Task to carry out:
All of the data needs to be repeated exactly.

══ Listed records ══

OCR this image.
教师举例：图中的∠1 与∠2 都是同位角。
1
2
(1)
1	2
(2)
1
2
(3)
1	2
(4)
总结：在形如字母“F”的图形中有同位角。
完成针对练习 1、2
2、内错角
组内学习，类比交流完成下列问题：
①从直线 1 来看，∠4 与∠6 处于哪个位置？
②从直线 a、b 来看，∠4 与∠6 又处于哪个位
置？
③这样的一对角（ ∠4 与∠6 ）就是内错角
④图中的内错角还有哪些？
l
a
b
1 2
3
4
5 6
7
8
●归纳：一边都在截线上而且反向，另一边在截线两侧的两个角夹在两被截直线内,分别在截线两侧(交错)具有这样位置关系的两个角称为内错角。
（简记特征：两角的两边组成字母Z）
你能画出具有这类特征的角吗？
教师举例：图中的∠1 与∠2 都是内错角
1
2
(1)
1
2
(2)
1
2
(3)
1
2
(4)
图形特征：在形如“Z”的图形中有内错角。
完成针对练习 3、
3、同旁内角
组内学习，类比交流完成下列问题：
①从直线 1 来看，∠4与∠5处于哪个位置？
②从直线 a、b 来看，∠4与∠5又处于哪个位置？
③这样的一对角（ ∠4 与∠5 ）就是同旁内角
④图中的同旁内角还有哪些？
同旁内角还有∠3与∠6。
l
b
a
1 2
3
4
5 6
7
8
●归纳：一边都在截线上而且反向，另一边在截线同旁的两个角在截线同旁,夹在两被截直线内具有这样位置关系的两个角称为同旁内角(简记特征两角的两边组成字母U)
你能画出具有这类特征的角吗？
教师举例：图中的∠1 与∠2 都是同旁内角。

═══

Correct result:
OCR this image.
教师举例：图中的∠1 与∠2 都是同位角。
1
2
(1)
1	2
(2)
1
2
(3)
1	2
(4)
总结：在形如字母“F”的图形中有同位角。
完成针对练习 1、2
2、内错角
组内学习，类比交流完成下列问题：
①从直线 1 来看，∠4 与∠6 处于哪个位置？
②从直线 a、b 来看，∠4 与∠6 又处于哪个位
置？
③这样的一对角（ ∠4 与∠6 ）就是内错角
④图中的内错角还有哪些？
l
a
b
1 2
3
4
5 6
7
8
●归纳：一边都在截线上而且反向，另一边在截线两侧的两个角夹在两被截直线内,分别在截线两侧(交错)具有这样位置关系的两个角称为内错角。
（简记特征：两角的两边组成字母Z）
你能画出具有这类特征的角吗？
教师举例：图中的∠1 与∠2 都是内错角
1
2
(1)
1
2
(2)
1
2
(3)
1
2
(4)
图形特征：在形如“Z”的图形中有内错角。
完成针对练习 3、
3、同旁内角
组内学习，类比交流完成下列问题：
①从直线 1 来看，∠4与∠5处于哪个位置？
②从直线 a、b 来看，∠4与∠5又处于哪个位置？
③这样的一对角（ ∠4 与∠5 ）就是同旁内角
④图中的同旁内角还有哪些？
同旁内角还有∠3与∠6。
l
b
a
1 2
3
4
5 6
7
8
●归纳：一边都在截线上而且反向，另一边在截线同旁的两个角在截线同旁,夹在两被截直线内具有这样位置关系的两个角称为同旁内角(简记特征两角的两边组成字母U)
你能画出具有这类特征的角吗？
教师举例：图中的∠1 与∠2 都是同旁内角。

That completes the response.